Dataset listings of figures:
-=-=-=-=-
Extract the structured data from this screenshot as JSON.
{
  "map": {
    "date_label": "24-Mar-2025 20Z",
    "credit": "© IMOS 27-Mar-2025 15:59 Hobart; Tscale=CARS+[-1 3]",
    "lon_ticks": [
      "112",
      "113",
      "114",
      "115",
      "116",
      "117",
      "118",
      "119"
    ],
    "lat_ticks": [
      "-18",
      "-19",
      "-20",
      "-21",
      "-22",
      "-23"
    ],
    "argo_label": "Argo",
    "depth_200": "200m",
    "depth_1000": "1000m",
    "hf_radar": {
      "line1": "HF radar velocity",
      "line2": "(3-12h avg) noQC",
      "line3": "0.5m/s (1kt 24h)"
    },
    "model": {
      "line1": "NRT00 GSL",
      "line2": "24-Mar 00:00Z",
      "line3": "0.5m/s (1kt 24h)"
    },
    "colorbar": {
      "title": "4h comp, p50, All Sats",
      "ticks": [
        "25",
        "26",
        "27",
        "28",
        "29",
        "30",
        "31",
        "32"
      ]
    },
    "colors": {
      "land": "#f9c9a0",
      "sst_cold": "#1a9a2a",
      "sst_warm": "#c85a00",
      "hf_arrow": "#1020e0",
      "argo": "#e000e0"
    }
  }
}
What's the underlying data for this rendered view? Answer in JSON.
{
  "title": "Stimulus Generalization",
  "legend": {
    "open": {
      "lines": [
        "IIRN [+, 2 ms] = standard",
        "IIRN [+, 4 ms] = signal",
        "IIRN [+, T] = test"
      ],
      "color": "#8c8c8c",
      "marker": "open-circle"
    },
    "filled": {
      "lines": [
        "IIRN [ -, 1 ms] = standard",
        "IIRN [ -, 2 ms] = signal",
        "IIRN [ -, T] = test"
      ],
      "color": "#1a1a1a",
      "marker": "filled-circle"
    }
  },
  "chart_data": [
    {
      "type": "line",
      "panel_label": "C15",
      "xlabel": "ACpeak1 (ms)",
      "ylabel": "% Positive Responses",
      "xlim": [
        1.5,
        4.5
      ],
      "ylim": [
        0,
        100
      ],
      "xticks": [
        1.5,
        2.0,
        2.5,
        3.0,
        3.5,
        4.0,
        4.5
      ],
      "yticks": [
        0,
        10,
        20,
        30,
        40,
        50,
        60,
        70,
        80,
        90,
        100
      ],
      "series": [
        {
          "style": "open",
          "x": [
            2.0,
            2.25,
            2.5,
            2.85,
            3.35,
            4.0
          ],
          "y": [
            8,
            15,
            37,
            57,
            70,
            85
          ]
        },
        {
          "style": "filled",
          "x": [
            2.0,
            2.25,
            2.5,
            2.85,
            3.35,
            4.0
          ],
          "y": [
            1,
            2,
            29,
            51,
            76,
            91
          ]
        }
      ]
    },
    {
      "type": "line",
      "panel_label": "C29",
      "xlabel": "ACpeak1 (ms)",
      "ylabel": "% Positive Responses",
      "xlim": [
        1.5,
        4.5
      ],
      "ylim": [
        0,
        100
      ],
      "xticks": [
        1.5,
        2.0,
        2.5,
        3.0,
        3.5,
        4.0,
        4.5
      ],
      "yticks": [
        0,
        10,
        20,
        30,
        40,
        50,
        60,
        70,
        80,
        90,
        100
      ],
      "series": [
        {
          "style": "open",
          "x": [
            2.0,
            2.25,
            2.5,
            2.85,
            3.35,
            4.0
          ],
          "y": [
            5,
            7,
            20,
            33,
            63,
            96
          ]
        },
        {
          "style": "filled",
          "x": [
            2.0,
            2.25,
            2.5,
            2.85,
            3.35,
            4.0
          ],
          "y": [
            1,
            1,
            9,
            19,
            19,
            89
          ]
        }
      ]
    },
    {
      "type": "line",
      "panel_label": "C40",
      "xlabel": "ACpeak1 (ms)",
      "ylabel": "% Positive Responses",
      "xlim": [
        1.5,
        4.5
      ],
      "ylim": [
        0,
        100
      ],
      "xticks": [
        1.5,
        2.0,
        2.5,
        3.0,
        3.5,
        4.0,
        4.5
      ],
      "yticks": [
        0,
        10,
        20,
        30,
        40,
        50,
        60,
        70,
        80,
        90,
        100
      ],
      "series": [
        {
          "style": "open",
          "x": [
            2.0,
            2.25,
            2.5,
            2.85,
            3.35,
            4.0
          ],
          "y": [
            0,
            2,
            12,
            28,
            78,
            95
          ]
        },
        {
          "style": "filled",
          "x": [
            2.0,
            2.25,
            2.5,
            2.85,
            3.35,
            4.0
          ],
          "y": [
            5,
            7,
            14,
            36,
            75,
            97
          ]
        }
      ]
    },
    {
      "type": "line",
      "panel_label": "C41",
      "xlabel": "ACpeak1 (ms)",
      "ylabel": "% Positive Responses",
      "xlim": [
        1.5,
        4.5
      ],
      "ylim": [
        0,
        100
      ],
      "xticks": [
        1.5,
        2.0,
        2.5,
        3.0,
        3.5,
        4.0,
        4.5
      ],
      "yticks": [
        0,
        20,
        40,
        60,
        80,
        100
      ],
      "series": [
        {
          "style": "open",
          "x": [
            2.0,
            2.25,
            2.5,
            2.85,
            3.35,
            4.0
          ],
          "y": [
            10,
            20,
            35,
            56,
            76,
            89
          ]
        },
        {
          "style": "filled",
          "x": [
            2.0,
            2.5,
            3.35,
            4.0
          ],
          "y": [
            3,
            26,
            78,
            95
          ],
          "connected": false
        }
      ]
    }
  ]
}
-=-=-=-=-
TASK GOAL: Exactly as they are written, print the entries again.

REPLY TO THE EXERCISE:
Extract the structured data from this screenshot as JSON.
{
  "map": {
    "date_label": "24-Mar-2025 20Z",
    "credit": "© IMOS 27-Mar-2025 15:59 Hobart; Tscale=CARS+[-1 3]",
    "lon_ticks": [
      "112",
      "113",
      "114",
      "115",
      "116",
      "117",
      "118",
      "119"
    ],
    "lat_ticks": [
      "-18",
      "-19",
      "-20",
      "-21",
      "-22",
      "-23"
    ],
    "argo_label": "Argo",
    "depth_200": "200m",
    "depth_1000": "1000m",
    "hf_radar": {
      "line1": "HF radar velocity",
      "line2": "(3-12h avg) noQC",
      "line3": "0.5m/s (1kt 24h)"
    },
    "model": {
      "line1": "NRT00 GSL",
      "line2": "24-Mar 00:00Z",
      "line3": "0.5m/s (1kt 24h)"
    },
    "colorbar": {
      "title": "4h comp, p50, All Sats",
      "ticks": [
        "25",
        "26",
        "27",
        "28",
        "29",
        "30",
        "31",
        "32"
      ]
    },
    "colors": {
      "land": "#f9c9a0",
      "sst_cold": "#1a9a2a",
      "sst_warm": "#c85a00",
      "hf_arrow": "#1020e0",
      "argo": "#e000e0"
    }
  }
}
What's the underlying data for this rendered view? Answer in JSON.
{
  "title": "Stimulus Generalization",
  "legend": {
    "open": {
      "lines": [
        "IIRN [+, 2 ms] = standard",
        "IIRN [+, 4 ms] = signal",
        "IIRN [+, T] = test"
      ],
      "color": "#8c8c8c",
      "marker": "open-circle"
    },
    "filled": {
      "lines": [
        "IIRN [ -, 1 ms] = standard",
        "IIRN [ -, 2 ms] = signal",
        "IIRN [ -, T] = test"
      ],
      "color": "#1a1a1a",
      "marker": "filled-circle"
    }
  },
  "chart_data": [
    {
      "type": "line",
      "panel_label": "C15",
      "xlabel": "ACpeak1 (ms)",
      "ylabel": "% Positive Responses",
      "xlim": [
        1.5,
        4.5
      ],
      "ylim": [
        0,
        100
      ],
      "xticks": [
        1.5,
        2.0,
        2.5,
        3.0,
        3.5,
        4.0,
        4.5
      ],
      "yticks": [
        0,
        10,
        20,
        30,
        40,
        50,
        60,
        70,
        80,
        90,
        100
      ],
      "series": [
        {
          "style": "open",
          "x": [
            2.0,
            2.25,
            2.5,
            2.85,
            3.35,
            4.0
          ],
          "y": [
            8,
            15,
            37,
            57,
            70,
            85
          ]
        },
        {
          "style": "filled",
          "x": [
            2.0,
            2.25,
            2.5,
            2.85,
            3.35,
            4.0
          ],
          "y": [
            1,
            2,
            29,
            51,
            76,
            91
          ]
        }
      ]
    },
    {
      "type": "line",
      "panel_label": "C29",
      "xlabel": "ACpeak1 (ms)",
      "ylabel": "% Positive Responses",
      "xlim": [
        1.5,
        4.5
      ],
      "ylim": [
        0,
        100
      ],
      "xticks": [
        1.5,
        2.0,
        2.5,
        3.0,
        3.5,
        4.0,
        4.5
      ],
      "yticks": [
        0,
        10,
        20,
        30,
        40,
        50,
        60,
        70,
        80,
        90,
        100
      ],
      "series": [
        {
          "style": "open",
          "x": [
            2.0,
            2.25,
            2.5,
            2.85,
            3.35,
            4.0
          ],
          "y": [
            5,
            7,
            20,
            33,
            63,
            96
          ]
        },
        {
          "style": "filled",
          "x": [
            2.0,
            2.25,
            2.5,
            2.85,
            3.35,
            4.0
          ],
          "y": [
            1,
            1,
            9,
            19,
            19,
            89
          ]
        }
      ]
    },
    {
      "type": "line",
      "panel_label": "C40",
      "xlabel": "ACpeak1 (ms)",
      "ylabel": "% Positive Responses",
      "xlim": [
        1.5,
        4.5
      ],
      "ylim": [
        0,
        100
      ],
      "xticks": [
        1.5,
        2.0,
        2.5,
        3.0,
        3.5,
        4.0,
        4.5
      ],
      "yticks": [
        0,
        10,
        20,
        30,
        40,
        50,
        60,
        70,
        80,
        90,
        100
      ],
      "series": [
        {
          "style": "open",
          "x": [
            2.0,
            2.25,
            2.5,
            2.85,
            3.35,
            4.0
          ],
          "y": [
            0,
            2,
            12,
            28,
            78,
            95
          ]
        },
        {
          "style": "filled",
          "x": [
            2.0,
            2.25,
            2.5,
            2.85,
            3.35,
            4.0
          ],
          "y": [
            5,
            7,
            14,
            36,
            75,
            97
          ]
        }
      ]
    },
    {
      "type": "line",
      "panel_label": "C41",
      "xlabel": "ACpeak1 (ms)",
      "ylabel": "% Positive Responses",
      "xlim": [
        1.5,
        4.5
      ],
      "ylim": [
        0,
        100
      ],
      "xticks": [
        1.5,
        2.0,
        2.5,
        3.0,
        3.5,
        4.0,
        4.5
      ],
      "yticks": [
        0,
        20,
        40,
        60,
        80,
        100
      ],
      "series": [
        {
          "style": "open",
          "x": [
            2.0,
            2.25,
            2.5,
            2.85,
            3.35,
            4.0
          ],
          "y": [
            10,
            20,
            35,
            56,
            76,
            89
          ]
        },
        {
          "style": "filled",
          "x": [
            2.0,
            2.5,
            3.35,
            4.0
          ],
          "y": [
            3,
            26,
            78,
            95
          ],
          "connected": false
        }
      ]
    }
  ]
}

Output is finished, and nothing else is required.